Work to be completed:
Repeat the whole listing below, word for word.

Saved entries
════════

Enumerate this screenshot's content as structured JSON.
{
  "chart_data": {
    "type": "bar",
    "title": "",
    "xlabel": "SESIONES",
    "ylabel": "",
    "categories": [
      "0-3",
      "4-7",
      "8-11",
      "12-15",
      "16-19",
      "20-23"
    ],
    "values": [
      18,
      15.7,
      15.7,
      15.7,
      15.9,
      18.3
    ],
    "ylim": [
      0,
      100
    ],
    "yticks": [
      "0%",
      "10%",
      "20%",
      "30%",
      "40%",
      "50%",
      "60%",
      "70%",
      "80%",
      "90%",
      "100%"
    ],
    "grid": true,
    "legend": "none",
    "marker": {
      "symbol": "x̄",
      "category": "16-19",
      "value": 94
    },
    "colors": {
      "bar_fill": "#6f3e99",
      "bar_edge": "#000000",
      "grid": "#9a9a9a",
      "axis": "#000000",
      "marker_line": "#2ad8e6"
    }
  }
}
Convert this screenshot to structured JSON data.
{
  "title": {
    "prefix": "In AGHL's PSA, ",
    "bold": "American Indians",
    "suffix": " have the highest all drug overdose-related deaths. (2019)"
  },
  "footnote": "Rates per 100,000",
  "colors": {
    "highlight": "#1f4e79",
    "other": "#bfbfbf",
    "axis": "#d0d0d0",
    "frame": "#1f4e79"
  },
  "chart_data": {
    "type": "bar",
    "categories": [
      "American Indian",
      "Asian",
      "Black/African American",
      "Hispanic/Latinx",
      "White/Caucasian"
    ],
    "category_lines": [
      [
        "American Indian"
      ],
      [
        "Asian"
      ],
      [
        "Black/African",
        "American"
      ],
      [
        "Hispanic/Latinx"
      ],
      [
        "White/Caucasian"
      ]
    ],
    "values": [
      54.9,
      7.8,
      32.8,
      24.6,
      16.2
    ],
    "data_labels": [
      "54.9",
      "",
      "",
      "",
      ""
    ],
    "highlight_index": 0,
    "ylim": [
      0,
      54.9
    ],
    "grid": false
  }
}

════════

Response below:
Enumerate this screenshot's content as structured JSON.
{
  "chart_data": {
    "type": "bar",
    "title": "",
    "xlabel": "SESIONES",
    "ylabel": "",
    "categories": [
      "0-3",
      "4-7",
      "8-11",
      "12-15",
      "16-19",
      "20-23"
    ],
    "values": [
      18,
      15.7,
      15.7,
      15.7,
      15.9,
      18.3
    ],
    "ylim": [
      0,
      100
    ],
    "yticks": [
      "0%",
      "10%",
      "20%",
      "30%",
      "40%",
      "50%",
      "60%",
      "70%",
      "80%",
      "90%",
      "100%"
    ],
    "grid": true,
    "legend": "none",
    "marker": {
      "symbol": "x̄",
      "category": "16-19",
      "value": 94
    },
    "colors": {
      "bar_fill": "#6f3e99",
      "bar_edge": "#000000",
      "grid": "#9a9a9a",
      "axis": "#000000",
      "marker_line": "#2ad8e6"
    }
  }
}
Convert this screenshot to structured JSON data.
{
  "title": {
    "prefix": "In AGHL's PSA, ",
    "bold": "American Indians",
    "suffix": " have the highest all drug overdose-related deaths. (2019)"
  },
  "footnote": "Rates per 100,000",
  "colors": {
    "highlight": "#1f4e79",
    "other": "#bfbfbf",
    "axis": "#d0d0d0",
    "frame": "#1f4e79"
  },
  "chart_data": {
    "type": "bar",
    "categories": [
      "American Indian",
      "Asian",
      "Black/African American",
      "Hispanic/Latinx",
      "White/Caucasian"
    ],
    "category_lines": [
      [
        "American Indian"
      ],
      [
        "Asian"
      ],
      [
        "Black/African",
        "American"
      ],
      [
        "Hispanic/Latinx"
      ],
      [
        "White/Caucasian"
      ]
    ],
    "values": [
      54.9,
      7.8,
      32.8,
      24.6,
      16.2
    ],
    "data_labels": [
      "54.9",
      "",
      "",
      "",
      ""
    ],
    "highlight_index": 0,
    "ylim": [
      0,
      54.9
    ],
    "grid": false
  }
}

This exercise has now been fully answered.